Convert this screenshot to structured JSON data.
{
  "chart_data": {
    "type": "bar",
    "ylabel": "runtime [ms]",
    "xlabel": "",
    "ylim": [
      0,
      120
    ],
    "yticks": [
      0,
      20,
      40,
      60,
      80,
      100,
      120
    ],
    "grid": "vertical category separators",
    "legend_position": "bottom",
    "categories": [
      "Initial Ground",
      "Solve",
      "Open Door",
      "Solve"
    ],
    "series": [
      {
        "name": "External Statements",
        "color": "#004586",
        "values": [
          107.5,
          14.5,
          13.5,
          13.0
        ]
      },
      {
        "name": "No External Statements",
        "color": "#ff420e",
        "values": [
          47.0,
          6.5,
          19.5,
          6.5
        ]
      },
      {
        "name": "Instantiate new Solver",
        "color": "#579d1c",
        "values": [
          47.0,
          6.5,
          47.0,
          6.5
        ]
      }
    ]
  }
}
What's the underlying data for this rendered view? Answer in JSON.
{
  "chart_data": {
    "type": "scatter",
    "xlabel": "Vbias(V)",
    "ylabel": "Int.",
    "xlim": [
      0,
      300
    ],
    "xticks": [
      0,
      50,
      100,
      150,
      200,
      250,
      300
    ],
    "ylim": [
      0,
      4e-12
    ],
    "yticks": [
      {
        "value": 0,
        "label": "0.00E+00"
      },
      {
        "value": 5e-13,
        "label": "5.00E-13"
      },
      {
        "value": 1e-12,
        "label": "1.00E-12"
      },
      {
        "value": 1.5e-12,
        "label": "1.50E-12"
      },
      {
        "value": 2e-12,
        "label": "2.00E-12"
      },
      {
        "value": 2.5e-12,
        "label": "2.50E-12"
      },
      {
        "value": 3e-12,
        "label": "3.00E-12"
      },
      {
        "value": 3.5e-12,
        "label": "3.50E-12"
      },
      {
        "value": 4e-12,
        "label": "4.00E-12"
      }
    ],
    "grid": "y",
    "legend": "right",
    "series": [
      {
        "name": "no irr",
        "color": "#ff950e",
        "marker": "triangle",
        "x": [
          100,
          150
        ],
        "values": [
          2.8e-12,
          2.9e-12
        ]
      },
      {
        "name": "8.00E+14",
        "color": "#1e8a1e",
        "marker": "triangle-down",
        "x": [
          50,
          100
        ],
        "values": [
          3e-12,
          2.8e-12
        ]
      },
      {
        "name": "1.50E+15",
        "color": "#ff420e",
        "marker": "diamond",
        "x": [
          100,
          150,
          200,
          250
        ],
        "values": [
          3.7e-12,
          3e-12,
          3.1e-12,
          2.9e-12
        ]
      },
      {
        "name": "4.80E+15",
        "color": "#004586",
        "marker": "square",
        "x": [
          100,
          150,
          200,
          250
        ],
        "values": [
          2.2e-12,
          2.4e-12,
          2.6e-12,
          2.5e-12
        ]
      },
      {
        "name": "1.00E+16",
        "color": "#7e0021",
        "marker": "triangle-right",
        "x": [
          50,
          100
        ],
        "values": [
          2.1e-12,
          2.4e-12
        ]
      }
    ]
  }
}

Work to complete - Reproduce the data, keeping every line exactly the same.

Response for this exercise -
Convert this screenshot to structured JSON data.
{
  "chart_data": {
    "type": "bar",
    "ylabel": "runtime [ms]",
    "xlabel": "",
    "ylim": [
      0,
      120
    ],
    "yticks": [
      0,
      20,
      40,
      60,
      80,
      100,
      120
    ],
    "grid": "vertical category separators",
    "legend_position": "bottom",
    "categories": [
      "Initial Ground",
      "Solve",
      "Open Door",
      "Solve"
    ],
    "series": [
      {
        "name": "External Statements",
        "color": "#004586",
        "values": [
          107.5,
          14.5,
          13.5,
          13.0
        ]
      },
      {
        "name": "No External Statements",
        "color": "#ff420e",
        "values": [
          47.0,
          6.5,
          19.5,
          6.5
        ]
      },
      {
        "name": "Instantiate new Solver",
        "color": "#579d1c",
        "values": [
          47.0,
          6.5,
          47.0,
          6.5
        ]
      }
    ]
  }
}
What's the underlying data for this rendered view? Answer in JSON.
{
  "chart_data": {
    "type": "scatter",
    "xlabel": "Vbias(V)",
    "ylabel": "Int.",
    "xlim": [
      0,
      300
    ],
    "xticks": [
      0,
      50,
      100,
      150,
      200,
      250,
      300
    ],
    "ylim": [
      0,
      4e-12
    ],
    "yticks": [
      {
        "value": 0,
        "label": "0.00E+00"
      },
      {
        "value": 5e-13,
        "label": "5.00E-13"
      },
      {
        "value": 1e-12,
        "label": "1.00E-12"
      },
      {
        "value": 1.5e-12,
        "label": "1.50E-12"
      },
      {
        "value": 2e-12,
        "label": "2.00E-12"
      },
      {
        "value": 2.5e-12,
        "label": "2.50E-12"
      },
      {
        "value": 3e-12,
        "label": "3.00E-12"
      },
      {
        "value": 3.5e-12,
        "label": "3.50E-12"
      },
      {
        "value": 4e-12,
        "label": "4.00E-12"
      }
    ],
    "grid": "y",
    "legend": "right",
    "series": [
      {
        "name": "no irr",
        "color": "#ff950e",
        "marker": "triangle",
        "x": [
          100,
          150
        ],
        "values": [
          2.8e-12,
          2.9e-12
        ]
      },
      {
        "name": "8.00E+14",
        "color": "#1e8a1e",
        "marker": "triangle-down",
        "x": [
          50,
          100
        ],
        "values": [
          3e-12,
          2.8e-12
        ]
      },
      {
        "name": "1.50E+15",
        "color": "#ff420e",
        "marker": "diamond",
        "x": [
          100,
          150,
          200,
          250
        ],
        "values": [
          3.7e-12,
          3e-12,
          3.1e-12,
          2.9e-12
        ]
      },
      {
        "name": "4.80E+15",
        "color": "#004586",
        "marker": "square",
        "x": [
          100,
          150,
          200,
          250
        ],
        "values": [
          2.2e-12,
          2.4e-12,
          2.6e-12,
          2.5e-12
        ]
      },
      {
        "name": "1.00E+16",
        "color": "#7e0021",
        "marker": "triangle-right",
        "x": [
          50,
          100
        ],
        "values": [
          2.1e-12,
          2.4e-12
        ]
      }
    ]
  }
}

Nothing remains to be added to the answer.